» **WORK TO COMPLETE**:
Return the records word for word. Any pictures in them are not part of the copy.

[Data entries]
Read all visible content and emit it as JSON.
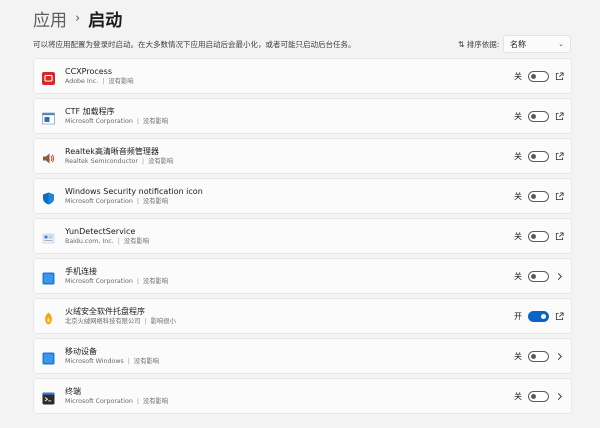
{
  "breadcrumb": {
    "parent": "应用",
    "separator": "›",
    "current": "启动"
  },
  "description": "可以将应用配置为登录时启动。在大多数情况下应用启动后会最小化，或者可能只启动后台任务。",
  "sort": {
    "label": "排序依据:",
    "value": "名称"
  },
  "apps": [
    {
      "name": "CCXProcess",
      "publisher": "Adobe Inc.",
      "impact": "没有影响",
      "state": "关",
      "on": false,
      "action": "open-external",
      "icon": "adobe-icon"
    },
    {
      "name": "CTF 加载程序",
      "publisher": "Microsoft Corporation",
      "impact": "没有影响",
      "state": "关",
      "on": false,
      "action": "open-external",
      "icon": "ctf-loader-icon"
    },
    {
      "name": "Realtek高清晰音频管理器",
      "publisher": "Realtek Semiconductor",
      "impact": "没有影响",
      "state": "关",
      "on": false,
      "action": "open-external",
      "icon": "speaker-icon"
    },
    {
      "name": "Windows Security notification icon",
      "publisher": "Microsoft Corporation",
      "impact": "没有影响",
      "state": "关",
      "on": false,
      "action": "open-external",
      "icon": "shield-icon"
    },
    {
      "name": "YunDetectService",
      "publisher": "Baidu.com, Inc.",
      "impact": "没有影响",
      "state": "关",
      "on": false,
      "action": "open-external",
      "icon": "yun-icon"
    },
    {
      "name": "手机连接",
      "publisher": "Microsoft Corporation",
      "impact": "没有影响",
      "state": "关",
      "on": false,
      "action": "chevron",
      "icon": "phone-link-icon"
    },
    {
      "name": "火绒安全软件托盘程序",
      "publisher": "北京火绒网络科技有限公司",
      "impact": "影响很小",
      "state": "开",
      "on": true,
      "action": "open-external",
      "icon": "huorong-icon"
    },
    {
      "name": "移动设备",
      "publisher": "Microsoft Windows",
      "impact": "没有影响",
      "state": "关",
      "on": false,
      "action": "chevron",
      "icon": "mobile-device-icon"
    },
    {
      "name": "终端",
      "publisher": "Microsoft Corporation",
      "impact": "没有影响",
      "state": "关",
      "on": false,
      "action": "chevron",
      "icon": "terminal-icon"
    }
  ],
  "colors": {
    "accent": "#0a63c9",
    "background": "#f3f3f3",
    "card": "#fbfbfb"
  }
}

» **CORRECT RESPONSE**:
Read all visible content and emit it as JSON.
{
  "breadcrumb": {
    "parent": "应用",
    "separator": "›",
    "current": "启动"
  },
  "description": "可以将应用配置为登录时启动。在大多数情况下应用启动后会最小化，或者可能只启动后台任务。",
  "sort": {
    "label": "排序依据:",
    "value": "名称"
  },
  "apps": [
    {
      "name": "CCXProcess",
      "publisher": "Adobe Inc.",
      "impact": "没有影响",
      "state": "关",
      "on": false,
      "action": "open-external",
      "icon": "adobe-icon"
    },
    {
      "name": "CTF 加载程序",
      "publisher": "Microsoft Corporation",
      "impact": "没有影响",
      "state": "关",
      "on": false,
      "action": "open-external",
      "icon": "ctf-loader-icon"
    },
    {
      "name": "Realtek高清晰音频管理器",
      "publisher": "Realtek Semiconductor",
      "impact": "没有影响",
      "state": "关",
      "on": false,
      "action": "open-external",
      "icon": "speaker-icon"
    },
    {
      "name": "Windows Security notification icon",
      "publisher": "Microsoft Corporation",
      "impact": "没有影响",
      "state": "关",
      "on": false,
      "action": "open-external",
      "icon": "shield-icon"
    },
    {
      "name": "YunDetectService",
      "publisher": "Baidu.com, Inc.",
      "impact": "没有影响",
      "state": "关",
      "on": false,
      "action": "open-external",
      "icon": "yun-icon"
    },
    {
      "name": "手机连接",
      "publisher": "Microsoft Corporation",
      "impact": "没有影响",
      "state": "关",
      "on": false,
      "action": "chevron",
      "icon": "phone-link-icon"
    },
    {
      "name": "火绒安全软件托盘程序",
      "publisher": "北京火绒网络科技有限公司",
      "impact": "影响很小",
      "state": "开",
      "on": true,
      "action": "open-external",
      "icon": "huorong-icon"
    },
    {
      "name": "移动设备",
      "publisher": "Microsoft Windows",
      "impact": "没有影响",
      "state": "关",
      "on": false,
      "action": "chevron",
      "icon": "mobile-device-icon"
    },
    {
      "name": "终端",
      "publisher": "Microsoft Corporation",
      "impact": "没有影响",
      "state": "关",
      "on": false,
      "action": "chevron",
      "icon": "terminal-icon"
    }
  ],
  "colors": {
    "accent": "#0a63c9",
    "background": "#f3f3f3",
    "card": "#fbfbfb"
  }
}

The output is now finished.